- [Exercise aim]
Copy every line from the data below in which the string "points" can be found.

- [Data for the task]
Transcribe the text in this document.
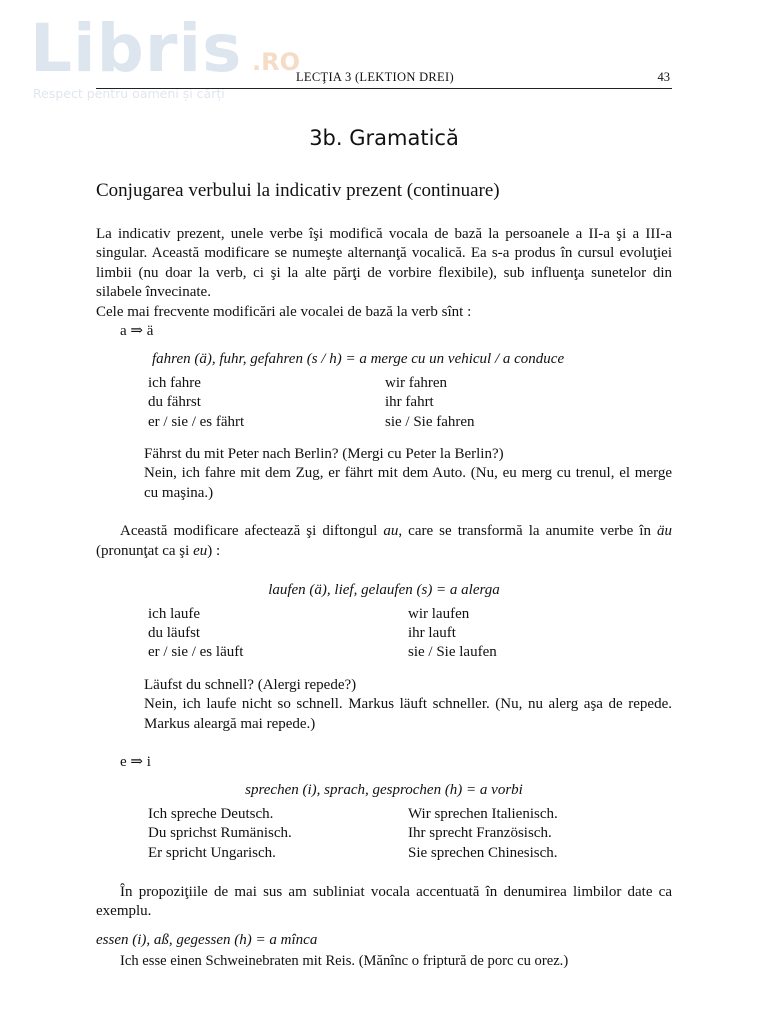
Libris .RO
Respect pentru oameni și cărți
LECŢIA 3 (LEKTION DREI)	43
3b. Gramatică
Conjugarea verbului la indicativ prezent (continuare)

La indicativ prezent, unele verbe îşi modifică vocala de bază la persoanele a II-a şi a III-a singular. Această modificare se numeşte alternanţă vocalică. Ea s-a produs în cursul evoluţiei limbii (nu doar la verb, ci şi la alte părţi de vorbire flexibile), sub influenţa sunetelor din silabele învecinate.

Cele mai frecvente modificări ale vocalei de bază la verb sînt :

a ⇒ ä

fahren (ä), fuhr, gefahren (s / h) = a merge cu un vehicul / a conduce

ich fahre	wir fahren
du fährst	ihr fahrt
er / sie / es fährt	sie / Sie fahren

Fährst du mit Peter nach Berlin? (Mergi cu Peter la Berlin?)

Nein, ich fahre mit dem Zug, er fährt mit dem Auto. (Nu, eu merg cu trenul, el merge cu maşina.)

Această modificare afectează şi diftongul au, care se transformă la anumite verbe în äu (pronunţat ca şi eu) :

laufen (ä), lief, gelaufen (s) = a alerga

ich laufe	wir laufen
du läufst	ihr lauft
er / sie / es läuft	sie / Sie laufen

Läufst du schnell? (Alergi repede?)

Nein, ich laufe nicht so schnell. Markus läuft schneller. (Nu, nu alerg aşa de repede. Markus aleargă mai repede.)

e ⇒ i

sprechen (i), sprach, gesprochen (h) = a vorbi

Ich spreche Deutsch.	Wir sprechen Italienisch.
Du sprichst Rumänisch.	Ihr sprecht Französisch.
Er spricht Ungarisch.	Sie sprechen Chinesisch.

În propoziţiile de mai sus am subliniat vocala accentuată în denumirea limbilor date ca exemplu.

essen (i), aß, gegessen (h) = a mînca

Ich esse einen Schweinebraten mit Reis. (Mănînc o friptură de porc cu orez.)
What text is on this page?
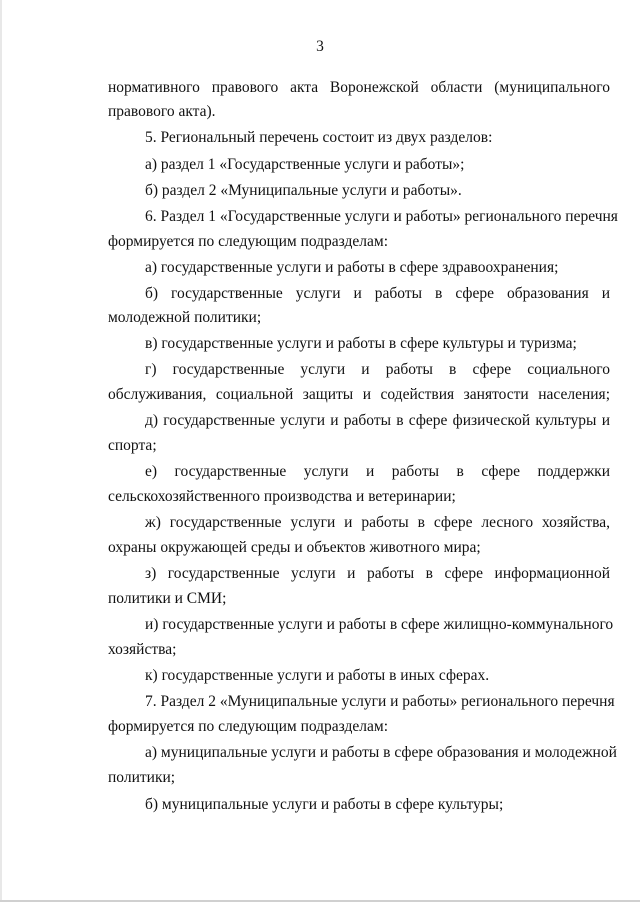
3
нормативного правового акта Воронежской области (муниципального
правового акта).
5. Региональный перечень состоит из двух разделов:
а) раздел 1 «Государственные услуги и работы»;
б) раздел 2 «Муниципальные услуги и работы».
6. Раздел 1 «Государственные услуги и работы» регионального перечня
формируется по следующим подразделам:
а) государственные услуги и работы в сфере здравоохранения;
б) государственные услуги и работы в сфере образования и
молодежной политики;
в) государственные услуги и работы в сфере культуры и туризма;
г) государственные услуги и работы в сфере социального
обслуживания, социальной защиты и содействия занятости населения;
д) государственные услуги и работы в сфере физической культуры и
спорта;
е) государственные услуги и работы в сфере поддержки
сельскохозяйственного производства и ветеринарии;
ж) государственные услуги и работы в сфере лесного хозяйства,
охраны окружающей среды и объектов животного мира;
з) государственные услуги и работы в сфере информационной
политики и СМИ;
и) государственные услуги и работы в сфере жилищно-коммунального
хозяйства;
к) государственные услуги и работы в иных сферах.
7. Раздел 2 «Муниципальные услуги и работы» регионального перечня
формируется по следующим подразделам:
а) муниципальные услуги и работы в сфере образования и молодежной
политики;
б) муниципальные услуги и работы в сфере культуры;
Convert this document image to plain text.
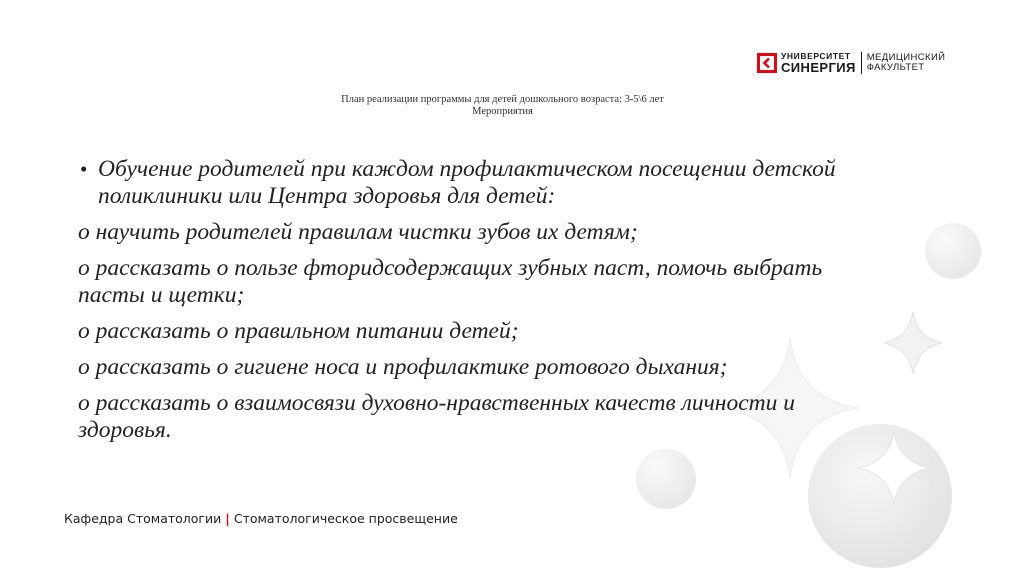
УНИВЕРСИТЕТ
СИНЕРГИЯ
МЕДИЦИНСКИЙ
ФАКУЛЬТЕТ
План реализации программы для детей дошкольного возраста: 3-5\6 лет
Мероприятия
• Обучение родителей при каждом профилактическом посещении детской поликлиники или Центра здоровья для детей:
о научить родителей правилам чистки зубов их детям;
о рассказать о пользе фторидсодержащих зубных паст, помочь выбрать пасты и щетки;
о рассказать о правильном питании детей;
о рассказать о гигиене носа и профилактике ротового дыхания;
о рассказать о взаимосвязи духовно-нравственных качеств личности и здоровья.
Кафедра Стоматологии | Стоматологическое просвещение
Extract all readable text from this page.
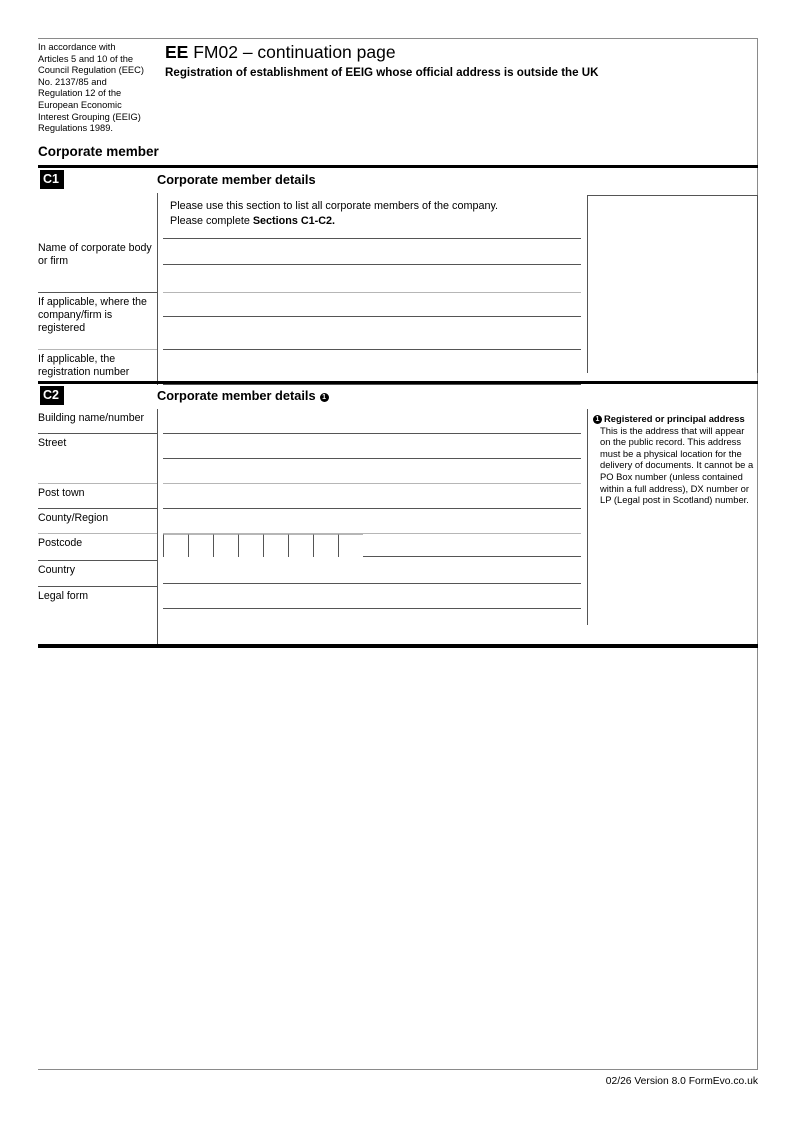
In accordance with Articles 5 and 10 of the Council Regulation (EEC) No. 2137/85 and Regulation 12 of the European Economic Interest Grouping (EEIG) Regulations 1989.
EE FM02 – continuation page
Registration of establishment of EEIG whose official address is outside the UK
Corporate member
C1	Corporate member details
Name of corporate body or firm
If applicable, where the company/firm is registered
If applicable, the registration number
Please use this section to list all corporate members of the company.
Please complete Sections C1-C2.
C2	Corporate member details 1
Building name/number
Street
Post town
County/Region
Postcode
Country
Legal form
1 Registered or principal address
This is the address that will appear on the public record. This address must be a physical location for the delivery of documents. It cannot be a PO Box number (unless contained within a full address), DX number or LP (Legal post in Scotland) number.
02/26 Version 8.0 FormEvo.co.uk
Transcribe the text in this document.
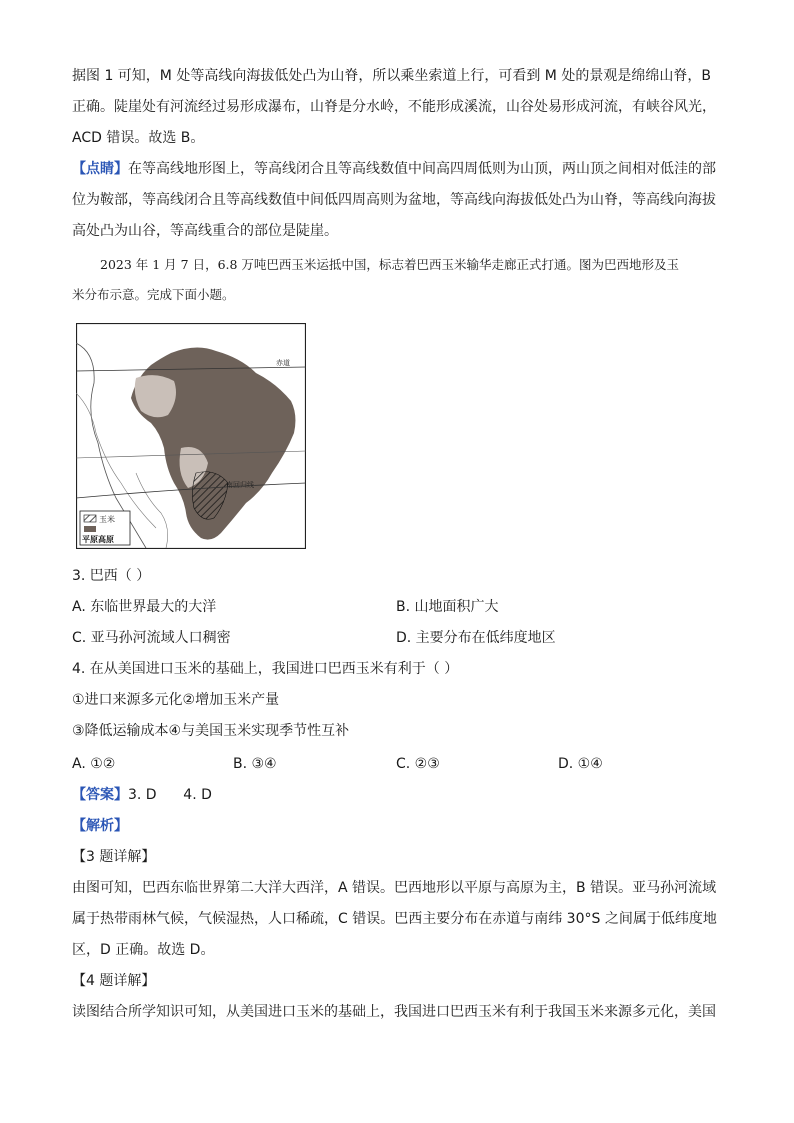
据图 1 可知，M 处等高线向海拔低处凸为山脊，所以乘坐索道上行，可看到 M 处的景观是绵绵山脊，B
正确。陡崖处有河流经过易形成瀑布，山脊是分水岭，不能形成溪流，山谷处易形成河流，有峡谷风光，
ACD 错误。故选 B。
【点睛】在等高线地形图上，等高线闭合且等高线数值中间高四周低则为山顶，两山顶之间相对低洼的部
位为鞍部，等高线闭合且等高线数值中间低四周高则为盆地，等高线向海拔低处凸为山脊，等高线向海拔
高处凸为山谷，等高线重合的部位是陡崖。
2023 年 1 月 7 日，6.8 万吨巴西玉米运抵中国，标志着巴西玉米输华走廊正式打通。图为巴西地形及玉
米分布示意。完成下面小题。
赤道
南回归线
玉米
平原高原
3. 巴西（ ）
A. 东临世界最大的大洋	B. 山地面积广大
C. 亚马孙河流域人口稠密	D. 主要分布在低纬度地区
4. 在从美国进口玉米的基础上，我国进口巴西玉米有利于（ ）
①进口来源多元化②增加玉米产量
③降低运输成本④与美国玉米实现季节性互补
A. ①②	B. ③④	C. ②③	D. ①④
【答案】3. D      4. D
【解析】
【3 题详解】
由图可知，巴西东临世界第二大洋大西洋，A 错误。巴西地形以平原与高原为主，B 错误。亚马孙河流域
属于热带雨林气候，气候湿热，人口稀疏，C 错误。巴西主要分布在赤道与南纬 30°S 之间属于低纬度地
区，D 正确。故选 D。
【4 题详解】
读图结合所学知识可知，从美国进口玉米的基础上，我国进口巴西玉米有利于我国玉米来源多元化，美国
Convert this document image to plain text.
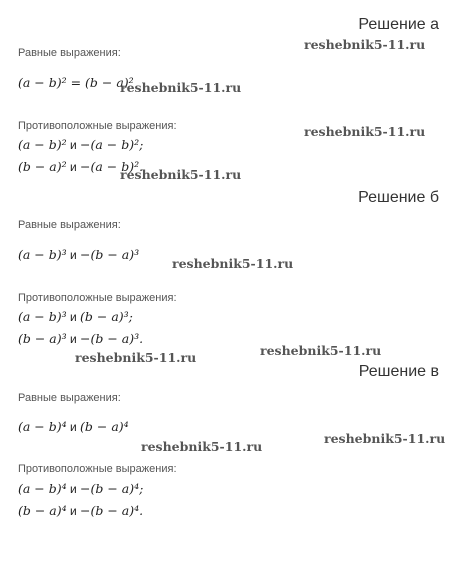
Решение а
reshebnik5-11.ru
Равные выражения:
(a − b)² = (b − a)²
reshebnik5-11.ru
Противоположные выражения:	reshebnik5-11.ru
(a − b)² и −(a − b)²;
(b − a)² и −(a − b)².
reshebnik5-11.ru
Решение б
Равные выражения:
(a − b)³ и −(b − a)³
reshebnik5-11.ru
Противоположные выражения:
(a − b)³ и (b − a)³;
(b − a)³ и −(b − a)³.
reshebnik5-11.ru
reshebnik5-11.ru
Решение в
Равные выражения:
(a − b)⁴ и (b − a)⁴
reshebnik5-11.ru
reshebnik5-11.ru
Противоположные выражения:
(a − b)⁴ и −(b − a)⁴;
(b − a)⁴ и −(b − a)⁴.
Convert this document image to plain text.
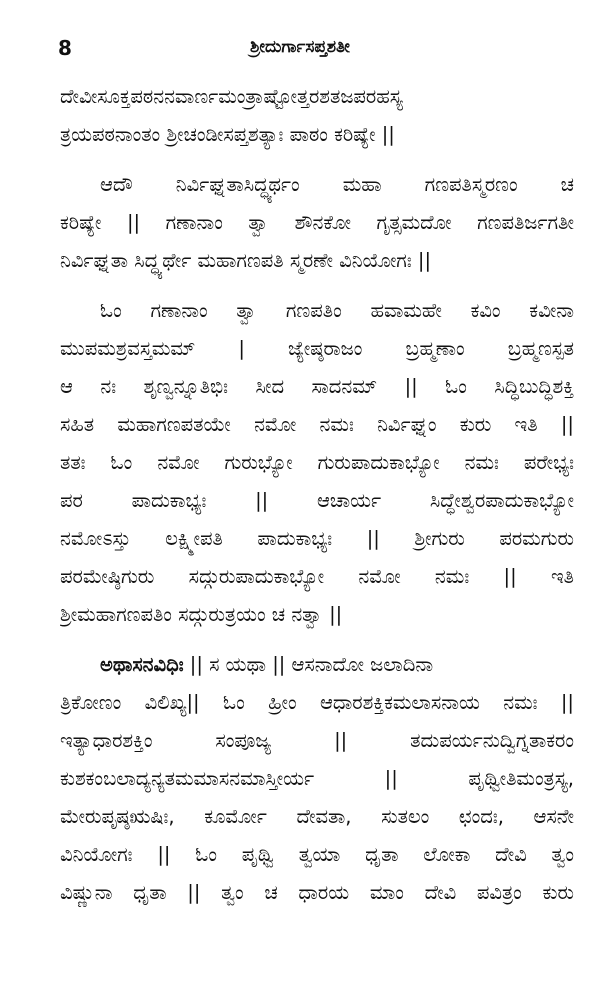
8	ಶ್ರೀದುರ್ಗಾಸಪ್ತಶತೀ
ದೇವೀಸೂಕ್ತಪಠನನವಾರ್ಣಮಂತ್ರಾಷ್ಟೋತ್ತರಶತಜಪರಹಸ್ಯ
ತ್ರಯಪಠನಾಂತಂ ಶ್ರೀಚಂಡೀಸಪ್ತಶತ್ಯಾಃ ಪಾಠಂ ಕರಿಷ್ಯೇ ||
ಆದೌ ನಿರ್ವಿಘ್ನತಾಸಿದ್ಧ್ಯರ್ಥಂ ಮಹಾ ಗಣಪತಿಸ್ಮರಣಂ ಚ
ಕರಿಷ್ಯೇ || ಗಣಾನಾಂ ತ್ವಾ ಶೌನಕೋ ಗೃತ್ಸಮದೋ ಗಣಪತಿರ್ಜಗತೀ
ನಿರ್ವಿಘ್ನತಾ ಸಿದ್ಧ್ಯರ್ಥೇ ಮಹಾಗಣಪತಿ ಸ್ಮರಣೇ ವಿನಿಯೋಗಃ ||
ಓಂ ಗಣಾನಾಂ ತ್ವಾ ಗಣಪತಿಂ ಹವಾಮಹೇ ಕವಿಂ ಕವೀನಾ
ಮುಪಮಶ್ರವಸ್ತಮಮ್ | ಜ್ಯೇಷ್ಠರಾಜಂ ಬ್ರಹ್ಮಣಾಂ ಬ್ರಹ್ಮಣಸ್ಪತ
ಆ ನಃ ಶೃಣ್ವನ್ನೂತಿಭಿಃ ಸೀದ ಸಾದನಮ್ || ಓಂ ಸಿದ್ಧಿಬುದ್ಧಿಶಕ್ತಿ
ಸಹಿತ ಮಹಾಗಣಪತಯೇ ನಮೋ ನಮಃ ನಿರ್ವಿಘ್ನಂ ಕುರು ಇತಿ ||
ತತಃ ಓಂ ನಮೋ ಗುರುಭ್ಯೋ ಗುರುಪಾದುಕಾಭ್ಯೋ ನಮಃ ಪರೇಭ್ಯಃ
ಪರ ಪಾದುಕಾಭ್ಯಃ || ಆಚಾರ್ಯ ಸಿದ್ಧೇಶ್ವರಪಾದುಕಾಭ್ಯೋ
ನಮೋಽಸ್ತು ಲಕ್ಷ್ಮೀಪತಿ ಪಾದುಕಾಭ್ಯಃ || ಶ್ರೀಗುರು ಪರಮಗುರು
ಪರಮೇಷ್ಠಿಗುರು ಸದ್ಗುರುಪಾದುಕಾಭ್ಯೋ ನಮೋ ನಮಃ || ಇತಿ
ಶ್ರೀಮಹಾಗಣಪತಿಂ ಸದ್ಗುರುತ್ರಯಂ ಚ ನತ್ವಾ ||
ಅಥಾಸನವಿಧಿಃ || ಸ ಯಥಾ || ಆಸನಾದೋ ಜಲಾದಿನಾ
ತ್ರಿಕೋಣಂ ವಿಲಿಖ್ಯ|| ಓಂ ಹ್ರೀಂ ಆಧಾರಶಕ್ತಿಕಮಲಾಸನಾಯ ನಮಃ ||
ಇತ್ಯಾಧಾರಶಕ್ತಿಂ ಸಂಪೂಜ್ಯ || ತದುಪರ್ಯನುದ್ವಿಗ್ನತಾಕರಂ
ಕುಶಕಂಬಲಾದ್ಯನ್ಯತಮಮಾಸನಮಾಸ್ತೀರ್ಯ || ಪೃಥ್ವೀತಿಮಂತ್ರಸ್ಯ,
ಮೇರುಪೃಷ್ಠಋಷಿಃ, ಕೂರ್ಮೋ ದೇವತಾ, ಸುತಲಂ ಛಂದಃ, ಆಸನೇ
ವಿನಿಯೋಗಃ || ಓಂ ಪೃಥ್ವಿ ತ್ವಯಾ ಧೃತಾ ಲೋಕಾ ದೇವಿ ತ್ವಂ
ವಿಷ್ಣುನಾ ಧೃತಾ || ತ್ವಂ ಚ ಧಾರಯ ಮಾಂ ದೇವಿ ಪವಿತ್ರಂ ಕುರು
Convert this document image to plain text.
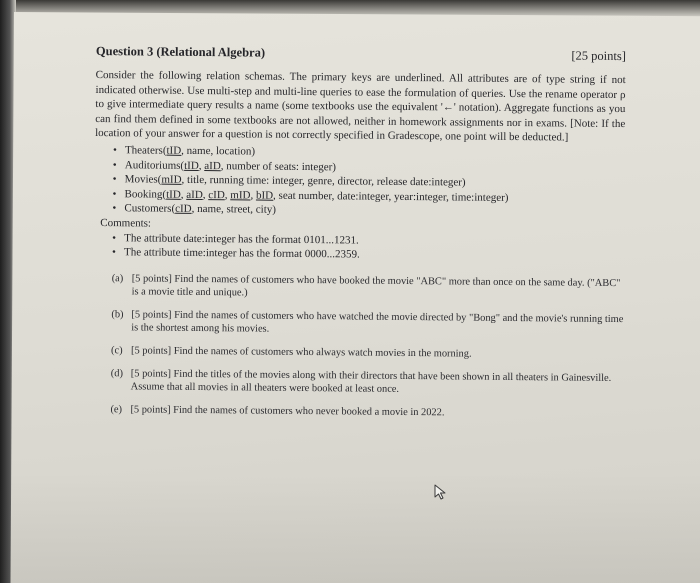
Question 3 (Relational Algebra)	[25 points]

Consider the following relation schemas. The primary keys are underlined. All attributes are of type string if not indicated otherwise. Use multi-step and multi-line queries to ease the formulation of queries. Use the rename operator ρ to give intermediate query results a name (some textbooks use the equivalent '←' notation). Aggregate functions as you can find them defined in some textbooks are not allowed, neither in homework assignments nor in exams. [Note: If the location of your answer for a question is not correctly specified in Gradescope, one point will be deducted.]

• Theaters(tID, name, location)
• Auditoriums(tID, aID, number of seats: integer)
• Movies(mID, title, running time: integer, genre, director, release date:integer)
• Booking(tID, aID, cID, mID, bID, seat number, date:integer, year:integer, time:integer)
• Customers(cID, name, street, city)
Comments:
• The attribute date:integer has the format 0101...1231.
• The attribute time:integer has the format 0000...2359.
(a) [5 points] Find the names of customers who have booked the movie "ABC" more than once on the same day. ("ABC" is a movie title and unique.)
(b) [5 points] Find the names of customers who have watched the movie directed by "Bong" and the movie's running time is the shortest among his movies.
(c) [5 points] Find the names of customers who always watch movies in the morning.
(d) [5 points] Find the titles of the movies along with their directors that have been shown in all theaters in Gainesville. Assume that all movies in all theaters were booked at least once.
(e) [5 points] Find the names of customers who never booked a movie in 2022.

- [Correct output]
Question 3 (Relational Algebra)	[25 points]
(a) [5 points] Find the names of customers who have booked the movie "ABC" more than once on the same day. ("ABC" is a movie title and unique.)
(b) [5 points] Find the names of customers who have watched the movie directed by "Bong" and the movie's running time is the shortest among his movies.
(c) [5 points] Find the names of customers who always watch movies in the morning.
(d) [5 points] Find the titles of the movies along with their directors that have been shown in all theaters in Gainesville. Assume that all movies in all theaters were booked at least once.
(e) [5 points] Find the names of customers who never booked a movie in 2022.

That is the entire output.